> **Problem to solve**
Your task is to transcribe all of the records exactly and leave out the pictures.

── Dataset records

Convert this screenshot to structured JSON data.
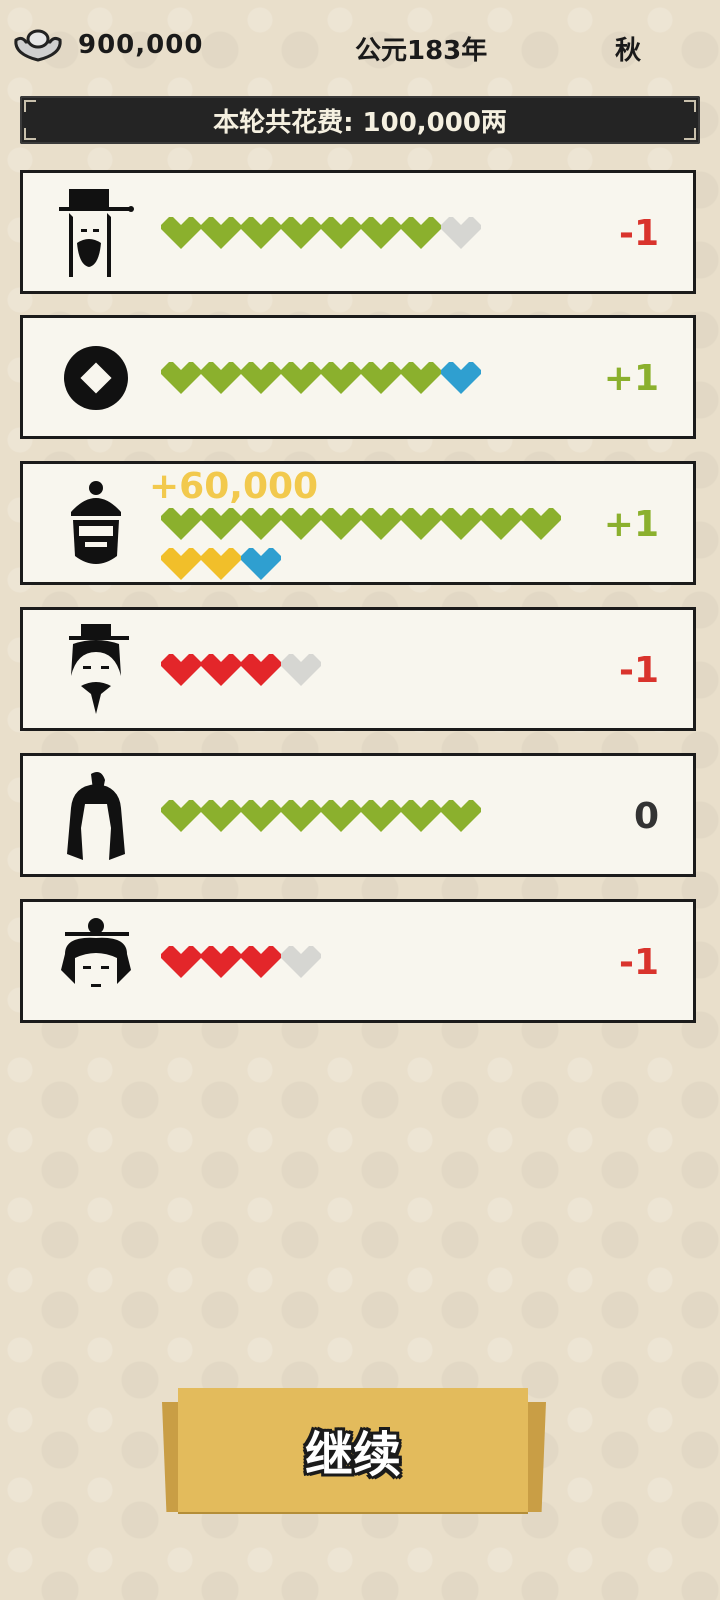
{
  "header": {
    "money": "900,000",
    "year": "公元183年",
    "season": "秋"
  },
  "banner": {
    "spend_text": "本轮共花费: 100,000两"
  },
  "cards": [
    {
      "name": "official",
      "change": "-1",
      "change_type": "neg",
      "hearts": [
        "green",
        "green",
        "green",
        "green",
        "green",
        "green",
        "green",
        "grey"
      ]
    },
    {
      "name": "coin",
      "change": "+1",
      "change_type": "pos",
      "hearts": [
        "green",
        "green",
        "green",
        "green",
        "green",
        "green",
        "green",
        "blue"
      ]
    },
    {
      "name": "merchant",
      "change": "+1",
      "change_type": "pos",
      "floating": "+60,000",
      "hearts": [
        "green",
        "green",
        "green",
        "green",
        "green",
        "green",
        "green",
        "green",
        "green",
        "green",
        "yellow",
        "yellow",
        "blue"
      ]
    },
    {
      "name": "scholar",
      "change": "-1",
      "change_type": "neg",
      "hearts": [
        "red",
        "red",
        "red",
        "grey"
      ]
    },
    {
      "name": "general",
      "change": "0",
      "change_type": "zero",
      "hearts": [
        "green",
        "green",
        "green",
        "green",
        "green",
        "green",
        "green",
        "green"
      ]
    },
    {
      "name": "lady",
      "change": "-1",
      "change_type": "neg",
      "hearts": [
        "red",
        "red",
        "red",
        "grey"
      ]
    }
  ],
  "heart_colors": {
    "green": "#8bb02d",
    "grey": "#d6d6d2",
    "blue": "#2f9fd0",
    "yellow": "#f1bf2a",
    "red": "#e3262a"
  },
  "continue_label": "继续"
}
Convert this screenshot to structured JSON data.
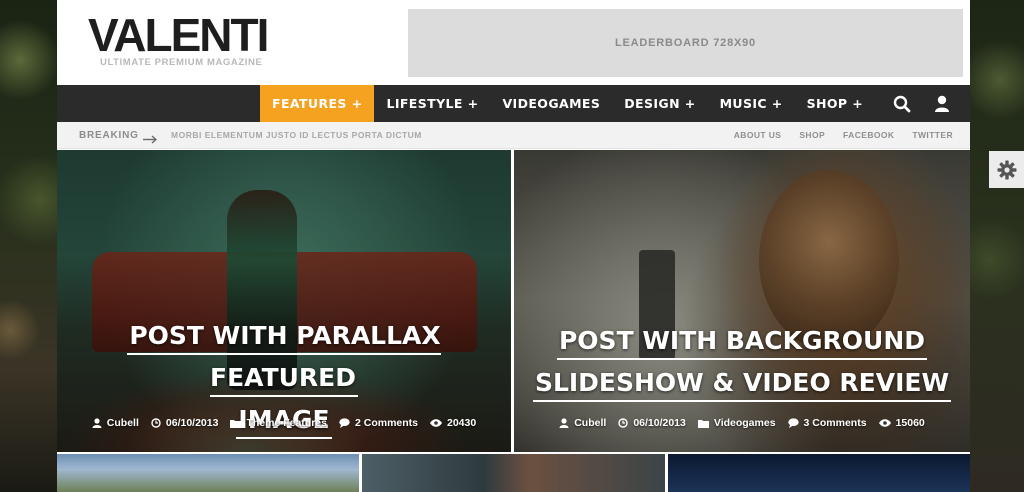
{
  "header": {
    "logo": "VALENTI",
    "tagline": "ULTIMATE PREMIUM MAGAZINE",
    "leaderboard": "LEADERBOARD 728X90"
  },
  "nav": {
    "items": [
      {
        "label": "FEATURES +"
      },
      {
        "label": "LIFESTYLE +"
      },
      {
        "label": "VIDEOGAMES"
      },
      {
        "label": "DESIGN +"
      },
      {
        "label": "MUSIC +"
      },
      {
        "label": "SHOP +"
      }
    ],
    "active_color": "#f4a21f",
    "icons": [
      "search-icon",
      "user-icon"
    ]
  },
  "breaking": {
    "label": "BREAKING",
    "text": "MORBI ELEMENTUM JUSTO ID LECTUS PORTA DICTUM",
    "links": [
      "ABOUT US",
      "SHOP",
      "FACEBOOK",
      "TWITTER"
    ]
  },
  "featured": [
    {
      "title_line1": "POST WITH PARALLAX FEATURED",
      "title_line2": "IMAGE",
      "author": "Cubell",
      "date": "06/10/2013",
      "category": "Theme Features",
      "comments": "2 Comments",
      "views": "20430"
    },
    {
      "title_line1": "POST WITH BACKGROUND",
      "title_line2": "SLIDESHOW & VIDEO REVIEW",
      "author": "Cubell",
      "date": "06/10/2013",
      "category": "Videogames",
      "comments": "3 Comments",
      "views": "15060"
    }
  ]
}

────

> **The output**
Convert this screenshot to structured JSON data.
{
  "header": {
    "money": "900,000",
    "year": "公元183年",
    "season": "秋"
  },
  "banner": {
    "spend_text": "本轮共花费: 100,000两"
  },
  "cards": [
    {
      "name": "official",
      "change": "-1",
      "change_type": "neg",
      "hearts": [
        "green",
        "green",
        "green",
        "green",
        "green",
        "green",
        "green",
        "grey"
      ]
    },
    {
      "name": "coin",
      "change": "+1",
      "change_type": "pos",
      "hearts": [
        "green",
        "green",
        "green",
        "green",
        "green",
        "green",
        "green",
        "blue"
      ]
    },
    {
      "name": "merchant",
      "change": "+1",
      "change_type": "pos",
      "floating": "+60,000",
      "hearts": [
        "green",
        "green",
        "green",
        "green",
        "green",
        "green",
        "green",
        "green",
        "green",
        "green",
        "yellow",
        "yellow",
        "blue"
      ]
    },
    {
      "name": "scholar",
      "change": "-1",
      "change_type": "neg",
      "hearts": [
        "red",
        "red",
        "red",
        "grey"
      ]
    },
    {
      "name": "general",
      "change": "0",
      "change_type": "zero",
      "hearts": [
        "green",
        "green",
        "green",
        "green",
        "green",
        "green",
        "green",
        "green"
      ]
    },
    {
      "name": "lady",
      "change": "-1",
      "change_type": "neg",
      "hearts": [
        "red",
        "red",
        "red",
        "grey"
      ]
    }
  ],
  "heart_colors": {
    "green": "#8bb02d",
    "grey": "#d6d6d2",
    "blue": "#2f9fd0",
    "yellow": "#f1bf2a",
    "red": "#e3262a"
  },
  "continue_label": "继续"
}
Convert this screenshot to structured JSON data.
{
  "header": {
    "logo": "VALENTI",
    "tagline": "ULTIMATE PREMIUM MAGAZINE",
    "leaderboard": "LEADERBOARD 728X90"
  },
  "nav": {
    "items": [
      {
        "label": "FEATURES +"
      },
      {
        "label": "LIFESTYLE +"
      },
      {
        "label": "VIDEOGAMES"
      },
      {
        "label": "DESIGN +"
      },
      {
        "label": "MUSIC +"
      },
      {
        "label": "SHOP +"
      }
    ],
    "active_color": "#f4a21f",
    "icons": [
      "search-icon",
      "user-icon"
    ]
  },
  "breaking": {
    "label": "BREAKING",
    "text": "MORBI ELEMENTUM JUSTO ID LECTUS PORTA DICTUM",
    "links": [
      "ABOUT US",
      "SHOP",
      "FACEBOOK",
      "TWITTER"
    ]
  },
  "featured": [
    {
      "title_line1": "POST WITH PARALLAX FEATURED",
      "title_line2": "IMAGE",
      "author": "Cubell",
      "date": "06/10/2013",
      "category": "Theme Features",
      "comments": "2 Comments",
      "views": "20430"
    },
    {
      "title_line1": "POST WITH BACKGROUND",
      "title_line2": "SLIDESHOW & VIDEO REVIEW",
      "author": "Cubell",
      "date": "06/10/2013",
      "category": "Videogames",
      "comments": "3 Comments",
      "views": "15060"
    }
  ]
}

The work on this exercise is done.